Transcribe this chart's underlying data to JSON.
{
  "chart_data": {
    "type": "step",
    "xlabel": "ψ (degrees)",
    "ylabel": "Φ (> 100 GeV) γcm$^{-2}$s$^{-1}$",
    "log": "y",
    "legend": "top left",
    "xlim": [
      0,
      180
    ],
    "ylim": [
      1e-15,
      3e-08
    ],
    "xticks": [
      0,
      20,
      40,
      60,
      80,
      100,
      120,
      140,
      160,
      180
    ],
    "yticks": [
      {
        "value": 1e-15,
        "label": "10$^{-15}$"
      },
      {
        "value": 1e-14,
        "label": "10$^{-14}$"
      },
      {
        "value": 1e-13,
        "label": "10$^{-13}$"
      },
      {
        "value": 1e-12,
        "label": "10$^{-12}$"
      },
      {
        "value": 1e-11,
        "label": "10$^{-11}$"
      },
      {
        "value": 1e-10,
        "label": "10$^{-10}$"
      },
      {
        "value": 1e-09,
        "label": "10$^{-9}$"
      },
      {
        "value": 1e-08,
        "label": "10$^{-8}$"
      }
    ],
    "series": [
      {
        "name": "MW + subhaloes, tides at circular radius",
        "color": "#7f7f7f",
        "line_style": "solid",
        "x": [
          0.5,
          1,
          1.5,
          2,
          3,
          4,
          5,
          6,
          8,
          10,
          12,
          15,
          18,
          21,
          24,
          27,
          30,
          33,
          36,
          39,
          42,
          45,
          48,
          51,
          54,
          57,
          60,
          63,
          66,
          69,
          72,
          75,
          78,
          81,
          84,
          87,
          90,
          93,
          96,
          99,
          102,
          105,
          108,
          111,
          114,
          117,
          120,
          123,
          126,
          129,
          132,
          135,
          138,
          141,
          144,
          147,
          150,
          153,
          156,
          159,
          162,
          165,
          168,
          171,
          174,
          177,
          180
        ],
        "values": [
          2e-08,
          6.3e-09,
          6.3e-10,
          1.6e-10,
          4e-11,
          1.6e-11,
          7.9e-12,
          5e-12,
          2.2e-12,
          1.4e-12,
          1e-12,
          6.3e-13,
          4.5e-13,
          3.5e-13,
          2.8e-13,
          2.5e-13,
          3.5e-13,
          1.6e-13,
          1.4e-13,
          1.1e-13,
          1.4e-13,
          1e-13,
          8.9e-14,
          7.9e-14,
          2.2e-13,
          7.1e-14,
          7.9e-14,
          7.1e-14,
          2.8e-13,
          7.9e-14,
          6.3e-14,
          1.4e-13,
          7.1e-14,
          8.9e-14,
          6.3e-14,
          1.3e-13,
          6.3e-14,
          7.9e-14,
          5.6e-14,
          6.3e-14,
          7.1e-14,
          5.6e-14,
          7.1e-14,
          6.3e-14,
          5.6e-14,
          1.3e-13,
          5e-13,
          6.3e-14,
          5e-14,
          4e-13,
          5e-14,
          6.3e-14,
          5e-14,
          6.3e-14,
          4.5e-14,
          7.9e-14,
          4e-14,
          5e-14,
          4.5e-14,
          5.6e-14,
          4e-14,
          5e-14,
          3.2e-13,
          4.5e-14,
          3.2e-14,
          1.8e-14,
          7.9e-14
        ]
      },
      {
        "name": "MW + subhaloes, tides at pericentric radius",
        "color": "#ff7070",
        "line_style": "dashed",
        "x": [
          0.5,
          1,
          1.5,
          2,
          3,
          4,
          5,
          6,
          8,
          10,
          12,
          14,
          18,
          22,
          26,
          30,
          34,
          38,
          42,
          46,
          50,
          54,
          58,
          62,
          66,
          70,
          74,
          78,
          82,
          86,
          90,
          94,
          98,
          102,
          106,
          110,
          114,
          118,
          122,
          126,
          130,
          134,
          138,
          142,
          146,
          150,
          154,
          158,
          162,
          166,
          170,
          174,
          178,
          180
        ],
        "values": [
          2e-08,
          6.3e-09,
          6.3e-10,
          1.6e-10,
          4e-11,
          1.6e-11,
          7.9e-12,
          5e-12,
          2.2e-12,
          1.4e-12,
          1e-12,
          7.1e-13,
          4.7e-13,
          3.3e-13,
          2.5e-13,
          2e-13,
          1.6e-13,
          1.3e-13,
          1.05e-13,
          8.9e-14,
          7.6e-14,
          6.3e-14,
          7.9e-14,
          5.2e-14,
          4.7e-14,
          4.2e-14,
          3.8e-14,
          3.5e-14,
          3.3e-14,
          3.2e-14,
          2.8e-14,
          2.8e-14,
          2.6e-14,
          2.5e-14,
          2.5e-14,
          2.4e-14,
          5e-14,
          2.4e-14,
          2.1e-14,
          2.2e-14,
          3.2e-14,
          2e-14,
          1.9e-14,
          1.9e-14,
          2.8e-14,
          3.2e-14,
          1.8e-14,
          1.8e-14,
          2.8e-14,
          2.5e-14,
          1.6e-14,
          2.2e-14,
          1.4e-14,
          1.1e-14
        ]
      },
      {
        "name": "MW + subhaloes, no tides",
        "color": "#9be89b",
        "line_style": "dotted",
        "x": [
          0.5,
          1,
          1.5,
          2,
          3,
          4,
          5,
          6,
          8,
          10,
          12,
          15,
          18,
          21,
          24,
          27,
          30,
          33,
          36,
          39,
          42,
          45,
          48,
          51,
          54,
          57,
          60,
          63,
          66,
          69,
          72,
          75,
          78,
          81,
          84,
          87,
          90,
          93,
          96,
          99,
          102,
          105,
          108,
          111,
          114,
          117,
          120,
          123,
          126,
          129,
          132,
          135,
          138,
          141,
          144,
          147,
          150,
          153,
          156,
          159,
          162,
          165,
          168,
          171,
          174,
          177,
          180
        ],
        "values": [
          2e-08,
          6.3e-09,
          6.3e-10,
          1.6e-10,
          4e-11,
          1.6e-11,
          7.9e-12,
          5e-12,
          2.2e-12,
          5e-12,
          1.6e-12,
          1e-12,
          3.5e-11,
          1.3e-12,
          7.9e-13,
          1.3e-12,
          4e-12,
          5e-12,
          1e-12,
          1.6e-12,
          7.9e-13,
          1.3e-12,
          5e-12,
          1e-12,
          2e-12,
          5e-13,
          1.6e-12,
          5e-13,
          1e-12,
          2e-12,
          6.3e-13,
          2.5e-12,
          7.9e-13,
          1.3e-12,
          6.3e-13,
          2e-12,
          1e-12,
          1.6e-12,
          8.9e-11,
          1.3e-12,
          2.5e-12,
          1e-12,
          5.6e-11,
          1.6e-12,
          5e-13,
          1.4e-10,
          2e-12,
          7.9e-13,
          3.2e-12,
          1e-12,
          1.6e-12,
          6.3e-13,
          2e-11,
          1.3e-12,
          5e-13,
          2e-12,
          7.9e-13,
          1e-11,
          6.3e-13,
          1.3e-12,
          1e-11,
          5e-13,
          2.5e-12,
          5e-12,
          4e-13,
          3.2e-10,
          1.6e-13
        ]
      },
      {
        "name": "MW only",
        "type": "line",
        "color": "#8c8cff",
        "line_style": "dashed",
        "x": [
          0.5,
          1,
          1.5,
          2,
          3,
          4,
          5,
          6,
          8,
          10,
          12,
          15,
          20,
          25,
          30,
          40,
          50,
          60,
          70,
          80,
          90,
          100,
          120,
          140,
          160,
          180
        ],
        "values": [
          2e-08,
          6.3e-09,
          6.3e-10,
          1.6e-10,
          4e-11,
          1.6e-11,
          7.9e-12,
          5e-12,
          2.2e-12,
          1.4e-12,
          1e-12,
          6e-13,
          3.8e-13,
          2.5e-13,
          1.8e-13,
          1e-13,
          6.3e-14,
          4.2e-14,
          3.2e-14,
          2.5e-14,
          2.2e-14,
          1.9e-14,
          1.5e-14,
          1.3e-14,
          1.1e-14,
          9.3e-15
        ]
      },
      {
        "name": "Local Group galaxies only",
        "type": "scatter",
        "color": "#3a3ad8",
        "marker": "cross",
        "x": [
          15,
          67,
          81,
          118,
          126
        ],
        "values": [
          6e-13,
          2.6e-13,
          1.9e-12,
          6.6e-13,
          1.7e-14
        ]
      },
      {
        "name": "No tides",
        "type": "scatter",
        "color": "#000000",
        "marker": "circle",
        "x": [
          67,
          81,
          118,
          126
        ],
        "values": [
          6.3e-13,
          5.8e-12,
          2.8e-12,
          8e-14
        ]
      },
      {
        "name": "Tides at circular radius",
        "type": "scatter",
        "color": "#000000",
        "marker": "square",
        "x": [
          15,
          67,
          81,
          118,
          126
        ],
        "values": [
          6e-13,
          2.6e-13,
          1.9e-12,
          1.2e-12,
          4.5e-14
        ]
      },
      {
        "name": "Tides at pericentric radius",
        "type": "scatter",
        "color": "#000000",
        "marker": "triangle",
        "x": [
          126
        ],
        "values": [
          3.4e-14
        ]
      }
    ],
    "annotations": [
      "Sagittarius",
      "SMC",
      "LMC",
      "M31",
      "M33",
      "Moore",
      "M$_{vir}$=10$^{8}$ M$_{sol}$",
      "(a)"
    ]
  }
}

WRITTEN PROBLEM: Copy every line from the entries that contains the word "color".

RESULT FOR THIS EXERCISE:
        "color": "#7f7f7f",
        "color": "#ff7070",
        "color": "#9be89b",
        "color": "#8c8cff",
        "color": "#3a3ad8",
        "color": "#000000",
        "color": "#000000",
        "color": "#000000",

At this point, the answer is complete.